Exercise prompt: Give only the number of lines that contain the word "расходов".

Data records:
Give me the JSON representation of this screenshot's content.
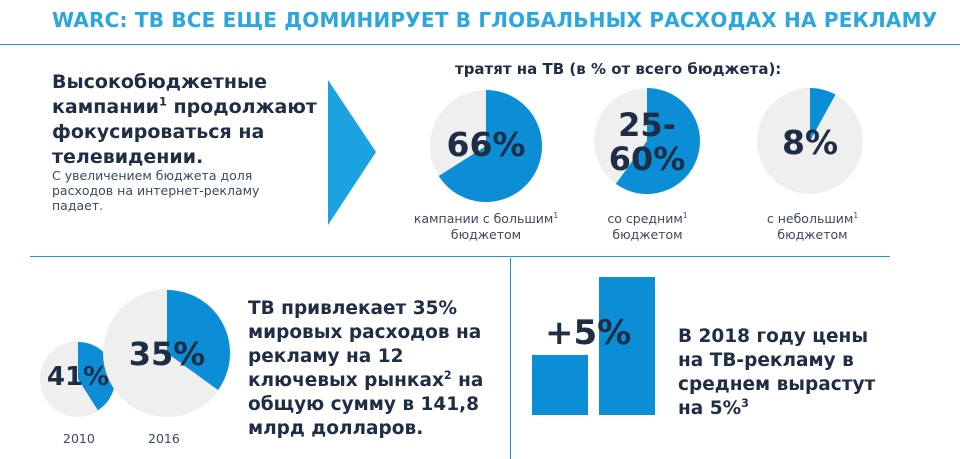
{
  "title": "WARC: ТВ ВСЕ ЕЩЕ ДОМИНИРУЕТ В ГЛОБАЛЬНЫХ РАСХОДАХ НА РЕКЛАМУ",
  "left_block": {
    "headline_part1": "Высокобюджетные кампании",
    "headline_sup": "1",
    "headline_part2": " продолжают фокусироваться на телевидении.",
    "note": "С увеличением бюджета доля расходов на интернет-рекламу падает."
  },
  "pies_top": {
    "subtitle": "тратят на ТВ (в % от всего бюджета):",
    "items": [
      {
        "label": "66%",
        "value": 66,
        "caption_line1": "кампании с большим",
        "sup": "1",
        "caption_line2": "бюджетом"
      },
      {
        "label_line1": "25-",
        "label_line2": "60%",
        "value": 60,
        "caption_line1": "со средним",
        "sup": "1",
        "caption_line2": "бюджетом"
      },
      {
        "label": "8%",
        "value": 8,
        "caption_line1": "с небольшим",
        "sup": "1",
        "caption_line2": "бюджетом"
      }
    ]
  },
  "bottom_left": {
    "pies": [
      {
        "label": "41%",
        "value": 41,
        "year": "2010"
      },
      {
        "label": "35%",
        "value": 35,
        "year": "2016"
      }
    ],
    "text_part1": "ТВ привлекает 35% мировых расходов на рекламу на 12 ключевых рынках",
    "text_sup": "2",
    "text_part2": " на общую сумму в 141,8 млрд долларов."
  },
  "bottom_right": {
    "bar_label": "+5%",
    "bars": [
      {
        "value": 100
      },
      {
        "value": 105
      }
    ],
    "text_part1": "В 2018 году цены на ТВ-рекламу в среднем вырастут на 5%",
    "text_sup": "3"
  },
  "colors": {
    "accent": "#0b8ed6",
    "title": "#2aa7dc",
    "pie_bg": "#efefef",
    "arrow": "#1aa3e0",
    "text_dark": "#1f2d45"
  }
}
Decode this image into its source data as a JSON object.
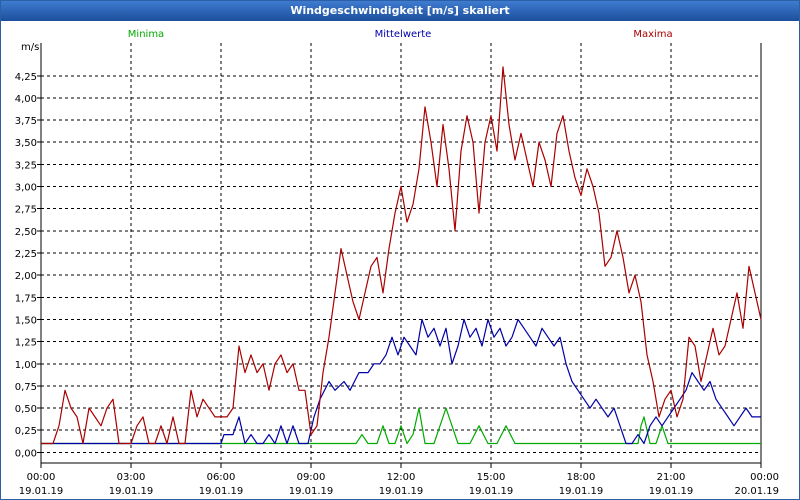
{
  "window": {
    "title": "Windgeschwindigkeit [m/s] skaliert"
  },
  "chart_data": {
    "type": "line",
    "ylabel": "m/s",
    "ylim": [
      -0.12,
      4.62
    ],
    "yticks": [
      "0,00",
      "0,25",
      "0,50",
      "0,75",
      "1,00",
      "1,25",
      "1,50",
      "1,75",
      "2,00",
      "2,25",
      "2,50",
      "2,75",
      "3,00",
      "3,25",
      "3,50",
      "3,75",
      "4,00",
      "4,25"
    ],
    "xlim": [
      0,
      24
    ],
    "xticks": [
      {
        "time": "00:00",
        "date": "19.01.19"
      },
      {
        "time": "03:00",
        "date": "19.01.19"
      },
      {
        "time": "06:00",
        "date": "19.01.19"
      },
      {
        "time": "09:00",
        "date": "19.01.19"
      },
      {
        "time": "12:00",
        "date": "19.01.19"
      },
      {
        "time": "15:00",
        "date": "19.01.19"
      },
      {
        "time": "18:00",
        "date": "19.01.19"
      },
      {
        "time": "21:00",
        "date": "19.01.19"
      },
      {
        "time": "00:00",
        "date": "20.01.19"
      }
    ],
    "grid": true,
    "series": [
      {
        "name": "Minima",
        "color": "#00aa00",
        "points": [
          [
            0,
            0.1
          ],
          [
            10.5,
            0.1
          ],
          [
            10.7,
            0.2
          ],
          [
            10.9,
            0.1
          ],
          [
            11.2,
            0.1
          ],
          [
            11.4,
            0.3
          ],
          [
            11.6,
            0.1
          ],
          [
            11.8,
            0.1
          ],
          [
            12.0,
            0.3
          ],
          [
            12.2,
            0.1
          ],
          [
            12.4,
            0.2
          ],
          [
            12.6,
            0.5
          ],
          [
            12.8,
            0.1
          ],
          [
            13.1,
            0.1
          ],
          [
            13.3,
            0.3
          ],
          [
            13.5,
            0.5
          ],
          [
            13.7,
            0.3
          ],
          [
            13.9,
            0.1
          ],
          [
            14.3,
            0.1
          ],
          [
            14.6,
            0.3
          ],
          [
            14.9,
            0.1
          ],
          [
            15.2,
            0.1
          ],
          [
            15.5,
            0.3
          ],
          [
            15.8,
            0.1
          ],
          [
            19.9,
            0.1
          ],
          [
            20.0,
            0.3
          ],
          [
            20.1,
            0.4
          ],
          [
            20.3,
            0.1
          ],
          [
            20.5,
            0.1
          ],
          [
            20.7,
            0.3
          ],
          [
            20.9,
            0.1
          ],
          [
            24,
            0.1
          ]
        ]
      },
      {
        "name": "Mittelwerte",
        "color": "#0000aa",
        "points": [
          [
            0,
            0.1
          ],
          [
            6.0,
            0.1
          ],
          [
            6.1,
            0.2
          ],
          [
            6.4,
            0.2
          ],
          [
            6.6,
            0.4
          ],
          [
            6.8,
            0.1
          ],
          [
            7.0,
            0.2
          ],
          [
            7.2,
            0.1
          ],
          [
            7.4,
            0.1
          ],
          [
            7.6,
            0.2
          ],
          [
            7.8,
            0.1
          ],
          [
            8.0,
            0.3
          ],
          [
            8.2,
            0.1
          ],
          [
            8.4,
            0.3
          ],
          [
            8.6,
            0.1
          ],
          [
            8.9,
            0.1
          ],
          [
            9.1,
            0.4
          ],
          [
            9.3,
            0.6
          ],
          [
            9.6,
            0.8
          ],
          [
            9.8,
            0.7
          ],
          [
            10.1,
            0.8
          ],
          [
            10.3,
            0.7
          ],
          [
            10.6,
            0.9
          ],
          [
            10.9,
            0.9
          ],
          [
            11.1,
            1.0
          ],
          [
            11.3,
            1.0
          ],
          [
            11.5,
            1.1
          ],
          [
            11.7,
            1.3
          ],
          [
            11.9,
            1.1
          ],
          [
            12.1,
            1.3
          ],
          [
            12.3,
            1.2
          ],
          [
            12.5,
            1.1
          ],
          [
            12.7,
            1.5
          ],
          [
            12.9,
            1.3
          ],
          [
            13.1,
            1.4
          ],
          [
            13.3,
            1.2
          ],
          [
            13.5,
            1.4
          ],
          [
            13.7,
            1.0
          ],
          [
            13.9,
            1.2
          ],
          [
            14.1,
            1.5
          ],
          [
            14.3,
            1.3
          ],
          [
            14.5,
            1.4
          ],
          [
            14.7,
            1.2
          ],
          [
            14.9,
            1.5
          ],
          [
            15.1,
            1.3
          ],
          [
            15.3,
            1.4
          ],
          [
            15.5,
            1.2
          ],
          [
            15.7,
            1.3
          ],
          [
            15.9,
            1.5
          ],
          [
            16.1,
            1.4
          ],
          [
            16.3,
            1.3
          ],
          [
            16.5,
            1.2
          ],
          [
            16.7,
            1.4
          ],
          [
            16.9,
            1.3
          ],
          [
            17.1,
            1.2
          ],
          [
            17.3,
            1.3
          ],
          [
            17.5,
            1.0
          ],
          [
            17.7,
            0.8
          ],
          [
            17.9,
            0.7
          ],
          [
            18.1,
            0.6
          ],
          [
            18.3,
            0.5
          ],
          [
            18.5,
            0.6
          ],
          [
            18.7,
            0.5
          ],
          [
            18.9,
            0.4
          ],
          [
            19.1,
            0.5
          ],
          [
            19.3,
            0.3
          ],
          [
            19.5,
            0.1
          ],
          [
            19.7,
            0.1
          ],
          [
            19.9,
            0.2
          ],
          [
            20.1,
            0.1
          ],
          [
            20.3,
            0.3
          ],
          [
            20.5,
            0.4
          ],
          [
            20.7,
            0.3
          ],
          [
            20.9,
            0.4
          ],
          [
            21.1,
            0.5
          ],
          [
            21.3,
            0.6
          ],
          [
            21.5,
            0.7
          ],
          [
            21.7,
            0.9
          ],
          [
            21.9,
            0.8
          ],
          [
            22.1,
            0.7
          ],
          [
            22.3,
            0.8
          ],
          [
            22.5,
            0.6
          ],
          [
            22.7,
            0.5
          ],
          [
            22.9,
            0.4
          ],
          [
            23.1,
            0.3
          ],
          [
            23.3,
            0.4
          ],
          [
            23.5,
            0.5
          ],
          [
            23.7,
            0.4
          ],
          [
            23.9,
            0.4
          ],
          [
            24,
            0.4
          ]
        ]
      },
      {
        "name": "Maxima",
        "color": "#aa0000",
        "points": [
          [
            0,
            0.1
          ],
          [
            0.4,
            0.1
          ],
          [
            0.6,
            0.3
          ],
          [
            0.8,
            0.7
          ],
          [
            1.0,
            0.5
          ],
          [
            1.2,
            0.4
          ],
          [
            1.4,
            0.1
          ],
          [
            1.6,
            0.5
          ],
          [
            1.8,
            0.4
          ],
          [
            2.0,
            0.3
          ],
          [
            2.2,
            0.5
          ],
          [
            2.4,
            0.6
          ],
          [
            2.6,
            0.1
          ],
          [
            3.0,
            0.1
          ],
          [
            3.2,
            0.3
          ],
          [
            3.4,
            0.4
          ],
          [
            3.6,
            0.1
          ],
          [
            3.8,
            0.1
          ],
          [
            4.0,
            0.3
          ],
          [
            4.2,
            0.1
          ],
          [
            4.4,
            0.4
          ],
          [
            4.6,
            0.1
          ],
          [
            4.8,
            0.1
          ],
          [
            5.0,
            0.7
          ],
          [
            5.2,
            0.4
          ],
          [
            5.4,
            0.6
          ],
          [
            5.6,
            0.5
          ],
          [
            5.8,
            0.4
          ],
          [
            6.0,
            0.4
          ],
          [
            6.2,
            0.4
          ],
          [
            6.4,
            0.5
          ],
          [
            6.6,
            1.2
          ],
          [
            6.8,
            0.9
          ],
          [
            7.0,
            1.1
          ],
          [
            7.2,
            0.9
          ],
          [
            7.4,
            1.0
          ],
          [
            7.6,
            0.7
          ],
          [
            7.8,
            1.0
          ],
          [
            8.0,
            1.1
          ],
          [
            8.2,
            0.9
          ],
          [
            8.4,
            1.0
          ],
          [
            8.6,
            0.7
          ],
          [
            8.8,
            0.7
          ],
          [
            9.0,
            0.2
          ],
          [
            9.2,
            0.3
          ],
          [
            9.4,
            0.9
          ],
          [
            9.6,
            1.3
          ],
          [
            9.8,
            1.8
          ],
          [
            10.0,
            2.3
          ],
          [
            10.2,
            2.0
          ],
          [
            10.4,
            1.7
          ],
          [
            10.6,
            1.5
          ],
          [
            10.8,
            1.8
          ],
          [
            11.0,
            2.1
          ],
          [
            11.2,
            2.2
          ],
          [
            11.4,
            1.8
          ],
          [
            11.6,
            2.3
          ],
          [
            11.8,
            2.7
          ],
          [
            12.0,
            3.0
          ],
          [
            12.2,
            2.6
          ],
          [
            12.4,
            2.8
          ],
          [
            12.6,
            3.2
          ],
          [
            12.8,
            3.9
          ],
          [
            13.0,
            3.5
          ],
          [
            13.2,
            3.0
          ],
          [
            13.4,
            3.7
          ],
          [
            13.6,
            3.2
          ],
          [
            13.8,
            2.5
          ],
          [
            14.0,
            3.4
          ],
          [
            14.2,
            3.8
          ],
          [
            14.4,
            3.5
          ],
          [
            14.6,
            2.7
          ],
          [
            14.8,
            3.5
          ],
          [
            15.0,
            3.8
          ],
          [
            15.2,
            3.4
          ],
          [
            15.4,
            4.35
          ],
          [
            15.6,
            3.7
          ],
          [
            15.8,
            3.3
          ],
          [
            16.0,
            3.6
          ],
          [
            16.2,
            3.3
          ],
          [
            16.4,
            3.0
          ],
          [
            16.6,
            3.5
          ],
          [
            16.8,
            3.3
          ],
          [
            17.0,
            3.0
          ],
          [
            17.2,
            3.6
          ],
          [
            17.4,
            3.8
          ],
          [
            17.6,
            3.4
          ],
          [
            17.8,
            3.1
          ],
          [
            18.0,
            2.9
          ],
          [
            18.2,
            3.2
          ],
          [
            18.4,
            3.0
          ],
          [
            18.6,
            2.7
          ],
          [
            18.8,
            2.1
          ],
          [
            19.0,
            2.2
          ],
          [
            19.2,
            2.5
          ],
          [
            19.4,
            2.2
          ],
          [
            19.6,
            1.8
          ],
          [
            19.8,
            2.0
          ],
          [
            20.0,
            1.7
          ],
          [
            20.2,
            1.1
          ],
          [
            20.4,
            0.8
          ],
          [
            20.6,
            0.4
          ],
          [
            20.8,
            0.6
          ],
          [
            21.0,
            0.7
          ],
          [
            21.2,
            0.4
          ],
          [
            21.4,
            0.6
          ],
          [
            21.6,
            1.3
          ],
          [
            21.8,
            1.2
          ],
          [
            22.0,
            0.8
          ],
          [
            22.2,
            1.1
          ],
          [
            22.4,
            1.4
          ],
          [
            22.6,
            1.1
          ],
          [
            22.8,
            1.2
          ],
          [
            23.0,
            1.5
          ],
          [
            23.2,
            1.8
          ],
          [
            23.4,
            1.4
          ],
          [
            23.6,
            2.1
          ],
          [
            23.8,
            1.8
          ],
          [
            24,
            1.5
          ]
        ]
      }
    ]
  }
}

Result of this exercise: 2